What the exercise asks |
Below are the records; reproduce all of them exactly but without any images.

Data for processing |
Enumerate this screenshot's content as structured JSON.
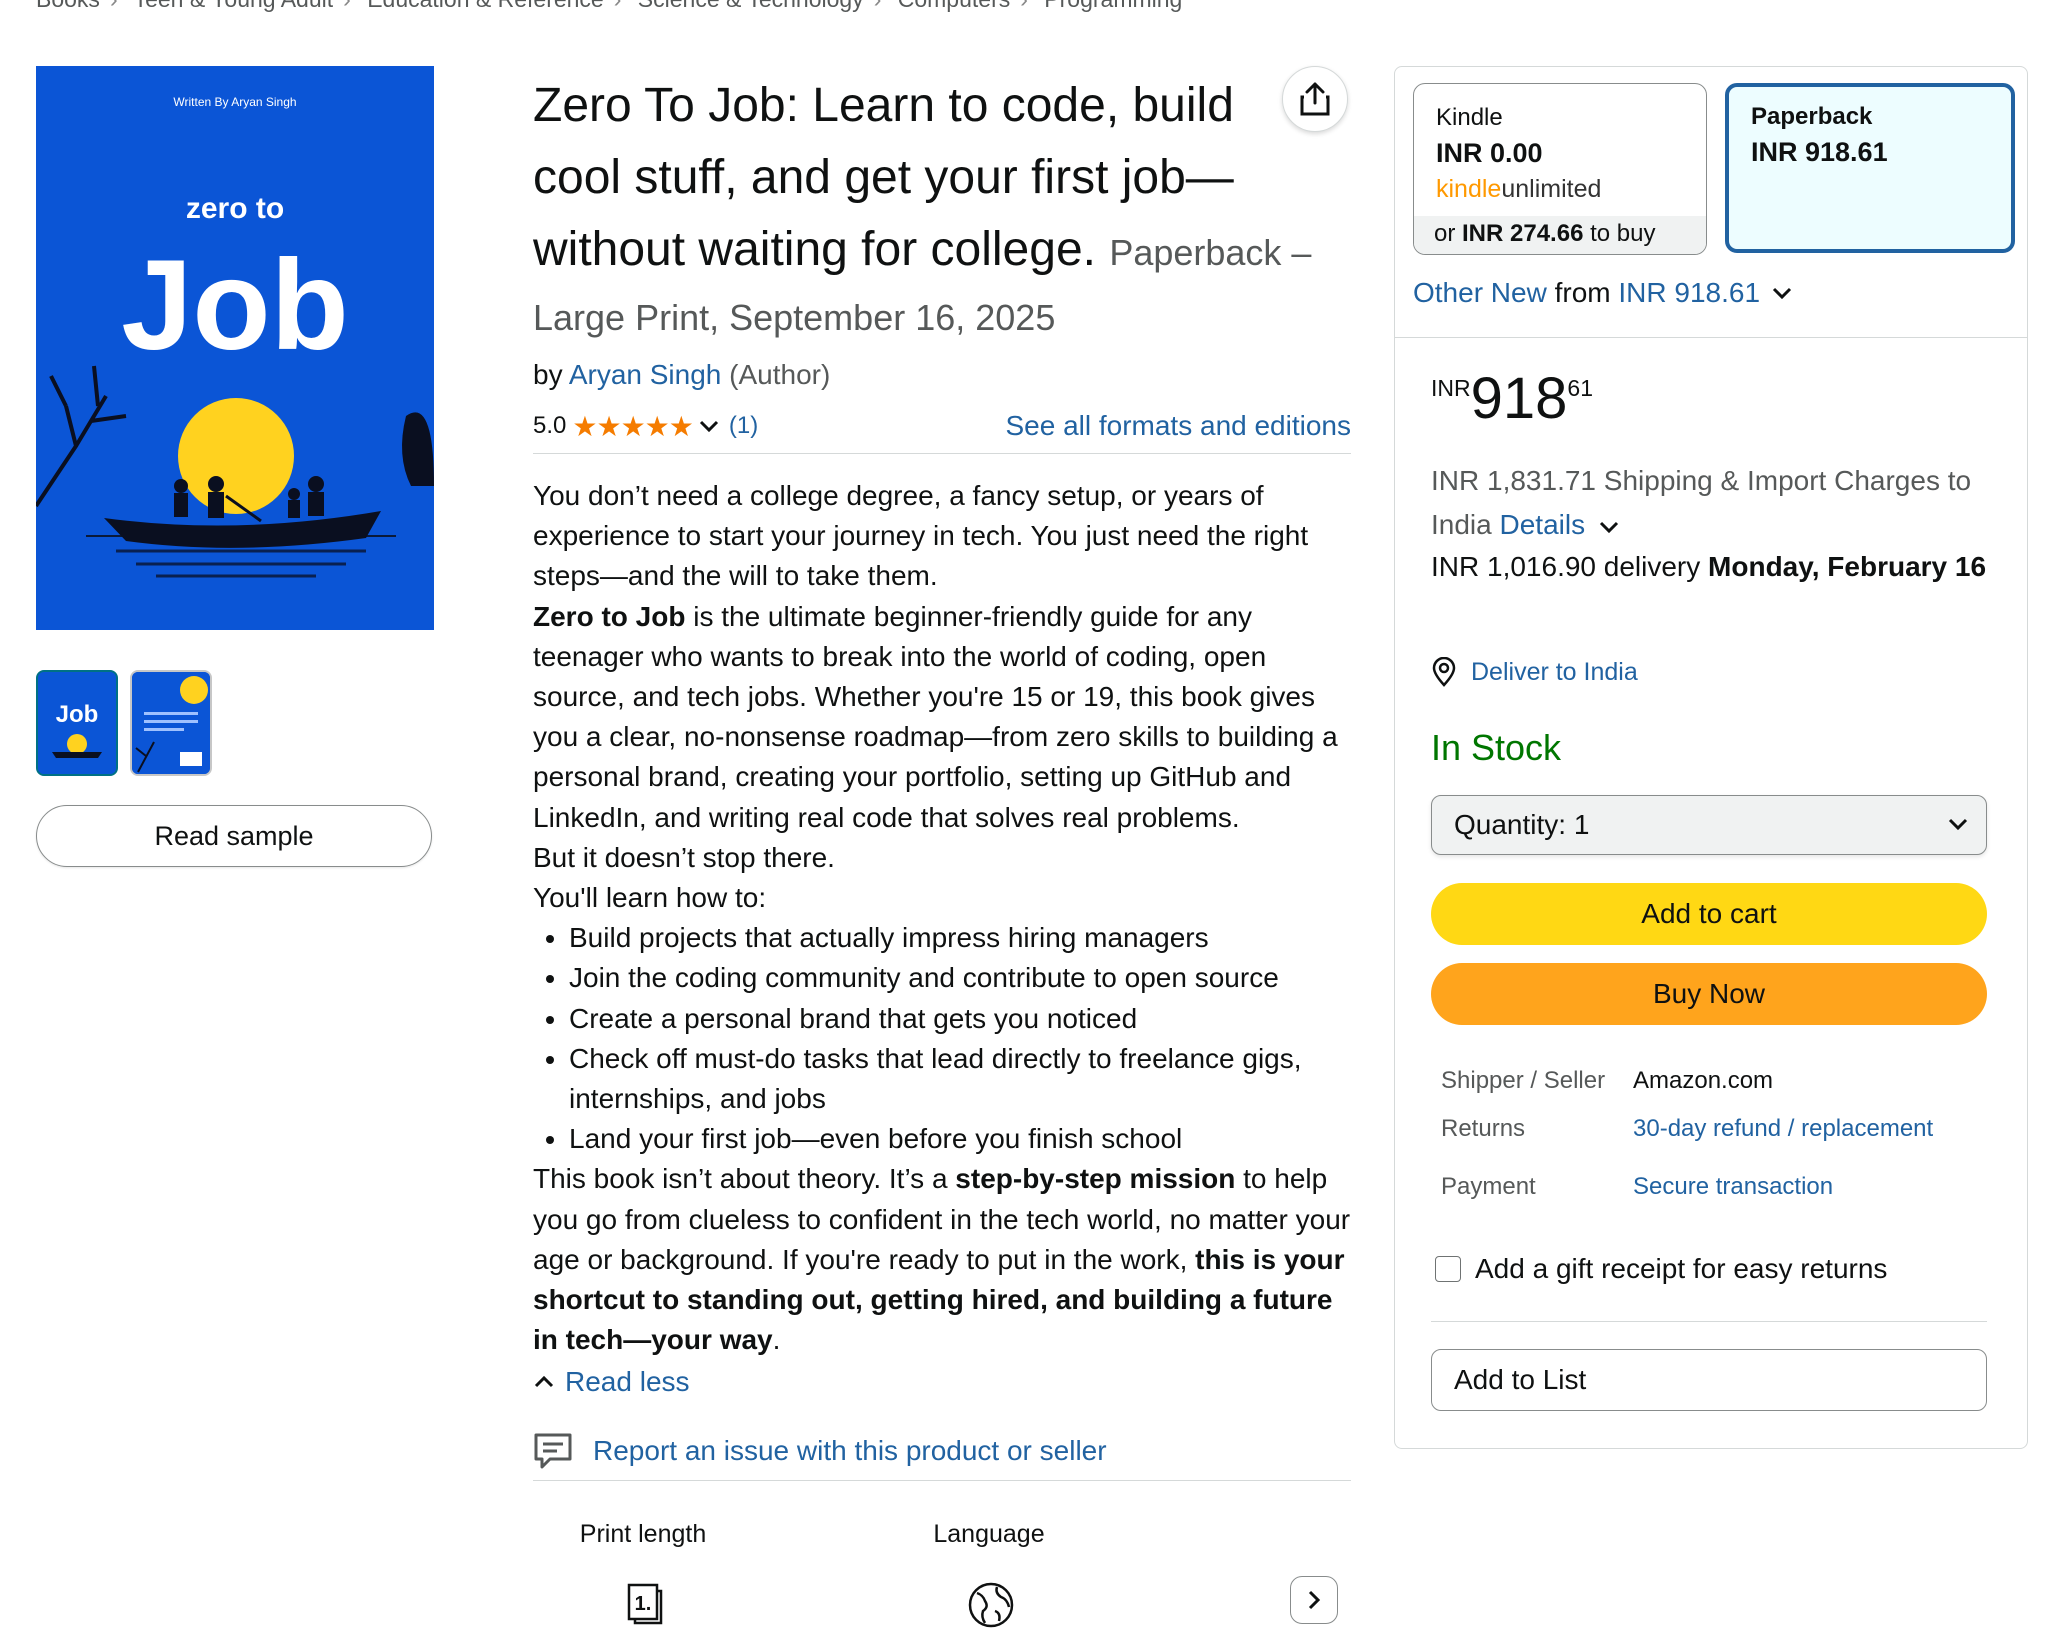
{
  "breadcrumb": [
    "Books",
    "Teen & Young Adult",
    "Education & Reference",
    "Science & Technology",
    "Computers",
    "Programming"
  ],
  "breadcrumb_sep": "›",
  "cover": {
    "written_by": "Written By Aryan Singh",
    "line1": "zero to",
    "line2": "Job"
  },
  "read_sample": "Read sample",
  "title": "Zero To Job: Learn to code, build cool stuff, and get your first job—without waiting for college.",
  "format_inline": "Paperback –",
  "format_line2": "Large Print, September 16, 2025",
  "byline": {
    "by": "by",
    "author": "Aryan Singh",
    "role": "(Author)"
  },
  "rating": {
    "value": "5.0",
    "stars": "★★★★★",
    "count": "(1)",
    "stars_level": 5.0
  },
  "see_all_formats": "See all formats and editions",
  "description": {
    "p1": "You don’t need a college degree, a fancy setup, or years of experience to start your journey in tech. You just need the right steps—and the will to take them.",
    "p2_bold": "Zero to Job",
    "p2_rest": " is the ultimate beginner-friendly guide for any teenager who wants to break into the world of coding, open source, and tech jobs. Whether you're 15 or 19, this book gives you a clear, no-nonsense roadmap—from zero skills to building a personal brand, creating your portfolio, setting up GitHub and LinkedIn, and writing real code that solves real problems.",
    "p3": "But it doesn’t stop there.",
    "p4": "You'll learn how to:",
    "bullets": [
      "Build projects that actually impress hiring managers",
      "Join the coding community and contribute to open source",
      "Create a personal brand that gets you noticed",
      "Check off must-do tasks that lead directly to freelance gigs, internships, and jobs",
      "Land your first job—even before you finish school"
    ],
    "p5_a": "This book isn’t about theory. It’s a ",
    "p5_b": "step-by-step mission",
    "p5_c": " to help you go from clueless to confident in the tech world, no matter your age or background. If you're ready to put in the work, ",
    "p5_d": "this is your shortcut to standing out, getting hired, and building a future in tech—your way",
    "p5_e": "."
  },
  "read_less": "Read less",
  "report": "Report an issue with this product or seller",
  "specs": [
    {
      "label": "Print length",
      "icon": "print-length-icon"
    },
    {
      "label": "Language",
      "icon": "globe-icon"
    }
  ],
  "buybox": {
    "kindle": {
      "name": "Kindle",
      "price": "INR 0.00",
      "ku_a": "kindle",
      "ku_b": "unlimited",
      "foot_a": "or ",
      "foot_b": "INR 274.66",
      "foot_c": " to buy"
    },
    "paperback": {
      "name": "Paperback",
      "price": "INR 918.61"
    },
    "other_new_a": "Other New",
    "other_new_b": " from ",
    "other_new_c": "INR 918.61",
    "price": {
      "currency": "INR",
      "whole": "918",
      "fraction": "61"
    },
    "shipping": "INR 1,831.71 Shipping & Import Charges to India",
    "details": "Details",
    "delivery_a": "INR 1,016.90 delivery ",
    "delivery_b": "Monday, February 16",
    "deliver_to": "Deliver to India",
    "stock": "In Stock",
    "quantity": "Quantity:  1",
    "add_to_cart": "Add to cart",
    "buy_now": "Buy Now",
    "info": [
      {
        "label": "Shipper / Seller",
        "value": "Amazon.com",
        "link": false
      },
      {
        "label": "Returns",
        "value": "30-day refund / replacement",
        "link": true
      },
      {
        "label": "Payment",
        "value": "Secure transaction",
        "link": true
      }
    ],
    "gift": "Add a gift receipt for easy returns",
    "add_to_list": "Add to List"
  },
  "colors": {
    "link": "#2162a1",
    "stock": "#007600",
    "cart": "#ffd814",
    "buy": "#ffa41c",
    "star": "#f57c00",
    "cover_bg": "#0b55d6"
  }
}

Finished answer |
Enumerate this screenshot's content as structured JSON.
{
  "breadcrumb": [
    "Books",
    "Teen & Young Adult",
    "Education & Reference",
    "Science & Technology",
    "Computers",
    "Programming"
  ],
  "breadcrumb_sep": "›",
  "cover": {
    "written_by": "Written By Aryan Singh",
    "line1": "zero to",
    "line2": "Job"
  },
  "read_sample": "Read sample",
  "title": "Zero To Job: Learn to code, build cool stuff, and get your first job—without waiting for college.",
  "format_inline": "Paperback –",
  "format_line2": "Large Print, September 16, 2025",
  "byline": {
    "by": "by",
    "author": "Aryan Singh",
    "role": "(Author)"
  },
  "rating": {
    "value": "5.0",
    "stars": "★★★★★",
    "count": "(1)",
    "stars_level": 5.0
  },
  "see_all_formats": "See all formats and editions",
  "description": {
    "p1": "You don’t need a college degree, a fancy setup, or years of experience to start your journey in tech. You just need the right steps—and the will to take them.",
    "p2_bold": "Zero to Job",
    "p2_rest": " is the ultimate beginner-friendly guide for any teenager who wants to break into the world of coding, open source, and tech jobs. Whether you're 15 or 19, this book gives you a clear, no-nonsense roadmap—from zero skills to building a personal brand, creating your portfolio, setting up GitHub and LinkedIn, and writing real code that solves real problems.",
    "p3": "But it doesn’t stop there.",
    "p4": "You'll learn how to:",
    "bullets": [
      "Build projects that actually impress hiring managers",
      "Join the coding community and contribute to open source",
      "Create a personal brand that gets you noticed",
      "Check off must-do tasks that lead directly to freelance gigs, internships, and jobs",
      "Land your first job—even before you finish school"
    ],
    "p5_a": "This book isn’t about theory. It’s a ",
    "p5_b": "step-by-step mission",
    "p5_c": " to help you go from clueless to confident in the tech world, no matter your age or background. If you're ready to put in the work, ",
    "p5_d": "this is your shortcut to standing out, getting hired, and building a future in tech—your way",
    "p5_e": "."
  },
  "read_less": "Read less",
  "report": "Report an issue with this product or seller",
  "specs": [
    {
      "label": "Print length",
      "icon": "print-length-icon"
    },
    {
      "label": "Language",
      "icon": "globe-icon"
    }
  ],
  "buybox": {
    "kindle": {
      "name": "Kindle",
      "price": "INR 0.00",
      "ku_a": "kindle",
      "ku_b": "unlimited",
      "foot_a": "or ",
      "foot_b": "INR 274.66",
      "foot_c": " to buy"
    },
    "paperback": {
      "name": "Paperback",
      "price": "INR 918.61"
    },
    "other_new_a": "Other New",
    "other_new_b": " from ",
    "other_new_c": "INR 918.61",
    "price": {
      "currency": "INR",
      "whole": "918",
      "fraction": "61"
    },
    "shipping": "INR 1,831.71 Shipping & Import Charges to India",
    "details": "Details",
    "delivery_a": "INR 1,016.90 delivery ",
    "delivery_b": "Monday, February 16",
    "deliver_to": "Deliver to India",
    "stock": "In Stock",
    "quantity": "Quantity:  1",
    "add_to_cart": "Add to cart",
    "buy_now": "Buy Now",
    "info": [
      {
        "label": "Shipper / Seller",
        "value": "Amazon.com",
        "link": false
      },
      {
        "label": "Returns",
        "value": "30-day refund / replacement",
        "link": true
      },
      {
        "label": "Payment",
        "value": "Secure transaction",
        "link": true
      }
    ],
    "gift": "Add a gift receipt for easy returns",
    "add_to_list": "Add to List"
  },
  "colors": {
    "link": "#2162a1",
    "stock": "#007600",
    "cart": "#ffd814",
    "buy": "#ffa41c",
    "star": "#f57c00",
    "cover_bg": "#0b55d6"
  }
}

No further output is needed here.